## Start

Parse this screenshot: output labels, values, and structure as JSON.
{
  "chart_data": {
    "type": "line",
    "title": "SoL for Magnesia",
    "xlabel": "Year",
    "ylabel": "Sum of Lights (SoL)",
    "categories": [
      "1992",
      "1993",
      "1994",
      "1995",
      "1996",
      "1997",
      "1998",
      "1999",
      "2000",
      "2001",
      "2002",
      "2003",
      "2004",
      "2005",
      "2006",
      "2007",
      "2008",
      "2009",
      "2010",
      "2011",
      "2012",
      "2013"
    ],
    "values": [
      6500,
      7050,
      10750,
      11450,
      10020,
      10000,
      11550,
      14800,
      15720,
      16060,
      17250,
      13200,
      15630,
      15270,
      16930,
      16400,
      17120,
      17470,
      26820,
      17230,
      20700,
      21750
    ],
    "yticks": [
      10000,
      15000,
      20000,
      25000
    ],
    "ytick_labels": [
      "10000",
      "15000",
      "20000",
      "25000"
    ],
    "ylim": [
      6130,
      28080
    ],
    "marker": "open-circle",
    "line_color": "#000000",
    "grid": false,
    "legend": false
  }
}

## End

> **PROBLEM**
Please set down the whole listing above without altering a single line.

> **REPLY TO THE TASK**
Parse this screenshot: output labels, values, and structure as JSON.
{
  "chart_data": {
    "type": "line",
    "title": "SoL for Magnesia",
    "xlabel": "Year",
    "ylabel": "Sum of Lights (SoL)",
    "categories": [
      "1992",
      "1993",
      "1994",
      "1995",
      "1996",
      "1997",
      "1998",
      "1999",
      "2000",
      "2001",
      "2002",
      "2003",
      "2004",
      "2005",
      "2006",
      "2007",
      "2008",
      "2009",
      "2010",
      "2011",
      "2012",
      "2013"
    ],
    "values": [
      6500,
      7050,
      10750,
      11450,
      10020,
      10000,
      11550,
      14800,
      15720,
      16060,
      17250,
      13200,
      15630,
      15270,
      16930,
      16400,
      17120,
      17470,
      26820,
      17230,
      20700,
      21750
    ],
    "yticks": [
      10000,
      15000,
      20000,
      25000
    ],
    "ytick_labels": [
      "10000",
      "15000",
      "20000",
      "25000"
    ],
    "ylim": [
      6130,
      28080
    ],
    "marker": "open-circle",
    "line_color": "#000000",
    "grid": false,
    "legend": false
  }
}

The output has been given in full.